Data excerpts
**********
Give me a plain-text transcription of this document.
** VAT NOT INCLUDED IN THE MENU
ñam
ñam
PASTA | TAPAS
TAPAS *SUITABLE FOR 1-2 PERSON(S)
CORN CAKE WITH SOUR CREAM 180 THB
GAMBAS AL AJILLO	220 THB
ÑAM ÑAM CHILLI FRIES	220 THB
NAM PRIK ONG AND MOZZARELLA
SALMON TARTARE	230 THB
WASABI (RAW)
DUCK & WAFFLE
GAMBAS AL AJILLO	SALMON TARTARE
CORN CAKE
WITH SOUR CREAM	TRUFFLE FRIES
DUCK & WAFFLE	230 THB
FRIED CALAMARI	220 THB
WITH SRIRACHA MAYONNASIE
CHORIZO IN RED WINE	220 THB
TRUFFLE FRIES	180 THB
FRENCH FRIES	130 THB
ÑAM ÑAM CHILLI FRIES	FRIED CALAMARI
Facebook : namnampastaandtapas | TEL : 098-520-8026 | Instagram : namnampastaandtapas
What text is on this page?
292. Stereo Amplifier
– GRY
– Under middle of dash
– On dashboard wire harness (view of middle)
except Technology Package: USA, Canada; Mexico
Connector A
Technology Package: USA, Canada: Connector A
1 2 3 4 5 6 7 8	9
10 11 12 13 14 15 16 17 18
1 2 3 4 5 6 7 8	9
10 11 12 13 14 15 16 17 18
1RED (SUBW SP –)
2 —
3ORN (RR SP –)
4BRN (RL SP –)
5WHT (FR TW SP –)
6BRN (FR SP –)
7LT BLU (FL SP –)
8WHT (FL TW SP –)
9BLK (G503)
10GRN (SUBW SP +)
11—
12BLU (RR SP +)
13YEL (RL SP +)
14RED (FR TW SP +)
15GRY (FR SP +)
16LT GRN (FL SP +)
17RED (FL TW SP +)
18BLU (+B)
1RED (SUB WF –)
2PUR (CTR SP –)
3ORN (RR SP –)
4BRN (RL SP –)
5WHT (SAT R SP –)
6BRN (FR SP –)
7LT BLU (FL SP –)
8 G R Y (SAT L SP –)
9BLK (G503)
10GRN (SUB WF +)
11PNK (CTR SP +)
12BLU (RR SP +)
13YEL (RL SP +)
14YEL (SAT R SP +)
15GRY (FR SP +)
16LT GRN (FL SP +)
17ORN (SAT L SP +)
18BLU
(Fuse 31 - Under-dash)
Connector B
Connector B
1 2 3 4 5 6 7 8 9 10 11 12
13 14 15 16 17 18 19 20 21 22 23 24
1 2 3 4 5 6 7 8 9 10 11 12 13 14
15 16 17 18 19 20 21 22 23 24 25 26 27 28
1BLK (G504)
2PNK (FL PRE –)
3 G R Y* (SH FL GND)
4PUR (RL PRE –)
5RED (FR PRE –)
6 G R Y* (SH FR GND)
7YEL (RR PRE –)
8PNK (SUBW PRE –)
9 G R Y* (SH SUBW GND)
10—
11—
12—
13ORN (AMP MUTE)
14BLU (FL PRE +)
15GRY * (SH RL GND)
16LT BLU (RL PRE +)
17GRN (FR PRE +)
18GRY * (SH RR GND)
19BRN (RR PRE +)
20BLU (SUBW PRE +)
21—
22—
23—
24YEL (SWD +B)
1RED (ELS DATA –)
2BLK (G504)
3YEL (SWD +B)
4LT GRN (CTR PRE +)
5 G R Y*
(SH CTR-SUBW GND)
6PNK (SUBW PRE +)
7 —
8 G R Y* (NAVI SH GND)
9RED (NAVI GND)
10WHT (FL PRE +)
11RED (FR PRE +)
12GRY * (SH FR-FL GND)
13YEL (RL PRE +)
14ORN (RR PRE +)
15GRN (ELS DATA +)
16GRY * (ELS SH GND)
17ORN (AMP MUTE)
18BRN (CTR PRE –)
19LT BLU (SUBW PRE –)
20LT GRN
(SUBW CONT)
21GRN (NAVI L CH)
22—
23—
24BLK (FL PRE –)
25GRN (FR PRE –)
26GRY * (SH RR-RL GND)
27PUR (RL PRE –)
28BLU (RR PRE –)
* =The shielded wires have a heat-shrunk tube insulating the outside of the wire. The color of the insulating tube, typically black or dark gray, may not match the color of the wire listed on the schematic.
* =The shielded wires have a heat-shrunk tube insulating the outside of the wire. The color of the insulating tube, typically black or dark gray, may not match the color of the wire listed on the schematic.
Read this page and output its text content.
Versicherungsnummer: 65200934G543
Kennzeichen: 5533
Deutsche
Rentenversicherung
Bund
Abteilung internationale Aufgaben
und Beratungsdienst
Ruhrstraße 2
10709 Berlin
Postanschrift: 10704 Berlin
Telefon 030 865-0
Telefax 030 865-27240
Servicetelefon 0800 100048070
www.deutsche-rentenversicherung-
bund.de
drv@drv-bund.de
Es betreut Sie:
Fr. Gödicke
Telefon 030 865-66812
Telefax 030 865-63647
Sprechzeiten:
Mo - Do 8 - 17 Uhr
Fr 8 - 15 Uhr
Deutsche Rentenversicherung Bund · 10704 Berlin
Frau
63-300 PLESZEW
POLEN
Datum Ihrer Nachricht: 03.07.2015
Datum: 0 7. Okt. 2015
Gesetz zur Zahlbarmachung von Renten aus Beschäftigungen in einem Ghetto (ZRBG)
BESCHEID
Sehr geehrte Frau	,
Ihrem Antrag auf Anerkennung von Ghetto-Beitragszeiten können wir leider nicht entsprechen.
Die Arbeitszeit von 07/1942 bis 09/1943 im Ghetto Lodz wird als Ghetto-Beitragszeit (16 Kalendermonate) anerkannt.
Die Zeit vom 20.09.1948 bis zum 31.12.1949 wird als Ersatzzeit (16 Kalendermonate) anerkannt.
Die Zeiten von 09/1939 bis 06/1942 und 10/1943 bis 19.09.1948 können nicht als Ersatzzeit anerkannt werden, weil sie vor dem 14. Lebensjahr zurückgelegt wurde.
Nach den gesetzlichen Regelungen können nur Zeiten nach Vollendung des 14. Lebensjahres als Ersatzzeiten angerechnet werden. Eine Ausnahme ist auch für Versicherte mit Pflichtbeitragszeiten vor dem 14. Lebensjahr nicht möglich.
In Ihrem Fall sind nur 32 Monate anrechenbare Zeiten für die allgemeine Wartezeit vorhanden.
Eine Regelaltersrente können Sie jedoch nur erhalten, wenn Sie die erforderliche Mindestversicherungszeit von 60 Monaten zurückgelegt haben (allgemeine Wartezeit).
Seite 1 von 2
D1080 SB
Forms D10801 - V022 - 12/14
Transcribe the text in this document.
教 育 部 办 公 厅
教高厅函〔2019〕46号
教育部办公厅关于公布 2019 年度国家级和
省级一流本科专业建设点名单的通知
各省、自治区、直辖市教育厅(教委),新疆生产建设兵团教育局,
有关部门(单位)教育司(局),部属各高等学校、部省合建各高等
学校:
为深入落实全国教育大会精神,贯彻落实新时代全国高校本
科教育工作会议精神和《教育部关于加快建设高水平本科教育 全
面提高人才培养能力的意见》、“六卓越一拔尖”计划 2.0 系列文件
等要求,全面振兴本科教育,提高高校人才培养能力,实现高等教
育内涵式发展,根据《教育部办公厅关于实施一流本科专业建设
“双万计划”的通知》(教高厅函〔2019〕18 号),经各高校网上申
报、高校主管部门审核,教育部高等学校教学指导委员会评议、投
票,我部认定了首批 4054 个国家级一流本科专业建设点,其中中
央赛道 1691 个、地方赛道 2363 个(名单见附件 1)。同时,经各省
**********
## WHAT TO WORK ON
Go through the entries above and copy every line containing "document".

## ANSWER TO THIS PROBLEM
Give me a plain-text transcription of this document.
Transcribe the text in this document.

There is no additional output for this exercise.